EXERCISE DESCRIPTION
Transcribe the material verbatim in full; the pictures do not belong in the copy.
'''
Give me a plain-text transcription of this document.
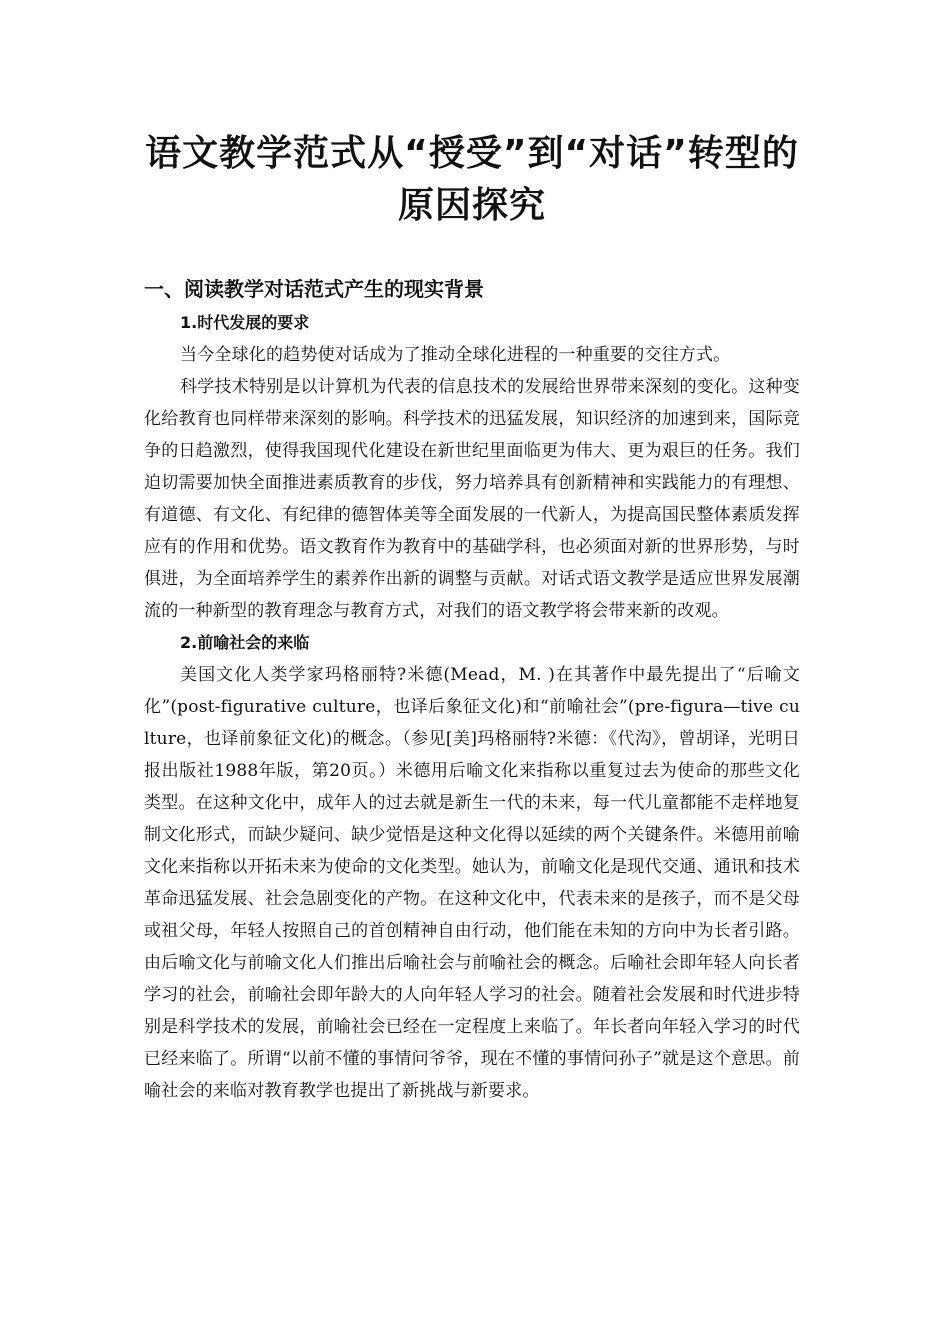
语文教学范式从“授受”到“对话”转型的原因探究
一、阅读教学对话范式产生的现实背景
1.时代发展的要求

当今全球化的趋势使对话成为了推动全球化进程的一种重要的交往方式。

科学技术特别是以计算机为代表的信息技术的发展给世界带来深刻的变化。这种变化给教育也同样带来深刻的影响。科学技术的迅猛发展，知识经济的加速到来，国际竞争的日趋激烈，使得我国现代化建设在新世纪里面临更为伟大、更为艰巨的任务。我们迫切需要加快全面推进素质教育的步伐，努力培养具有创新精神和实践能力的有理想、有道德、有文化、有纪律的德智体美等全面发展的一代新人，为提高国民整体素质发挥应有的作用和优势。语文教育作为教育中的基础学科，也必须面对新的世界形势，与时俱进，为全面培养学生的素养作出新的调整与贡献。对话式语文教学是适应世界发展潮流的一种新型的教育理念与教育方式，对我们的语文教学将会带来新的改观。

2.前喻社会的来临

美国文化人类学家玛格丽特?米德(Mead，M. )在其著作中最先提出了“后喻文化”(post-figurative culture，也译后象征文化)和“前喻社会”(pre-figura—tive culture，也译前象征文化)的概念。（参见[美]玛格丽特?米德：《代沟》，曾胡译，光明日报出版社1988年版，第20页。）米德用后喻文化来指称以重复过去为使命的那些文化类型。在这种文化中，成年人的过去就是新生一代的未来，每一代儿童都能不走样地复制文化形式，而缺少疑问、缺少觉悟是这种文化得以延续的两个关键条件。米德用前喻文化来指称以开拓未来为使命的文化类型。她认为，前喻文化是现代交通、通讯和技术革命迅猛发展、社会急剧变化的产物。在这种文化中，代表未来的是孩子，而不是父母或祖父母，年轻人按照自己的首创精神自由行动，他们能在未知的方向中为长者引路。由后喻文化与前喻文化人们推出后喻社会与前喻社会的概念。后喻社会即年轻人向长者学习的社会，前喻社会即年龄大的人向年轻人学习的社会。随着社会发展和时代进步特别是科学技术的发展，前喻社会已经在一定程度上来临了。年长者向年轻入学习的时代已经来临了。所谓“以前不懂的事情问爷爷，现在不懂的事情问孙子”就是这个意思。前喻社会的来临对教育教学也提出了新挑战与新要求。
'''
RESULT
Give me a plain-text transcription of this document.
语文教学范式从“授受”到“对话”转型的原因探究
一、阅读教学对话范式产生的现实背景
1.时代发展的要求

当今全球化的趋势使对话成为了推动全球化进程的一种重要的交往方式。

科学技术特别是以计算机为代表的信息技术的发展给世界带来深刻的变化。这种变化给教育也同样带来深刻的影响。科学技术的迅猛发展，知识经济的加速到来，国际竞争的日趋激烈，使得我国现代化建设在新世纪里面临更为伟大、更为艰巨的任务。我们迫切需要加快全面推进素质教育的步伐，努力培养具有创新精神和实践能力的有理想、有道德、有文化、有纪律的德智体美等全面发展的一代新人，为提高国民整体素质发挥应有的作用和优势。语文教育作为教育中的基础学科，也必须面对新的世界形势，与时俱进，为全面培养学生的素养作出新的调整与贡献。对话式语文教学是适应世界发展潮流的一种新型的教育理念与教育方式，对我们的语文教学将会带来新的改观。

2.前喻社会的来临

美国文化人类学家玛格丽特?米德(Mead，M. )在其著作中最先提出了“后喻文化”(post-figurative culture，也译后象征文化)和“前喻社会”(pre-figura—tive culture，也译前象征文化)的概念。（参见[美]玛格丽特?米德：《代沟》，曾胡译，光明日报出版社1988年版，第20页。）米德用后喻文化来指称以重复过去为使命的那些文化类型。在这种文化中，成年人的过去就是新生一代的未来，每一代儿童都能不走样地复制文化形式，而缺少疑问、缺少觉悟是这种文化得以延续的两个关键条件。米德用前喻文化来指称以开拓未来为使命的文化类型。她认为，前喻文化是现代交通、通讯和技术革命迅猛发展、社会急剧变化的产物。在这种文化中，代表未来的是孩子，而不是父母或祖父母，年轻人按照自己的首创精神自由行动，他们能在未知的方向中为长者引路。由后喻文化与前喻文化人们推出后喻社会与前喻社会的概念。后喻社会即年轻人向长者学习的社会，前喻社会即年龄大的人向年轻人学习的社会。随着社会发展和时代进步特别是科学技术的发展，前喻社会已经在一定程度上来临了。年长者向年轻入学习的时代已经来临了。所谓“以前不懂的事情问爷爷，现在不懂的事情问孙子”就是这个意思。前喻社会的来临对教育教学也提出了新挑战与新要求。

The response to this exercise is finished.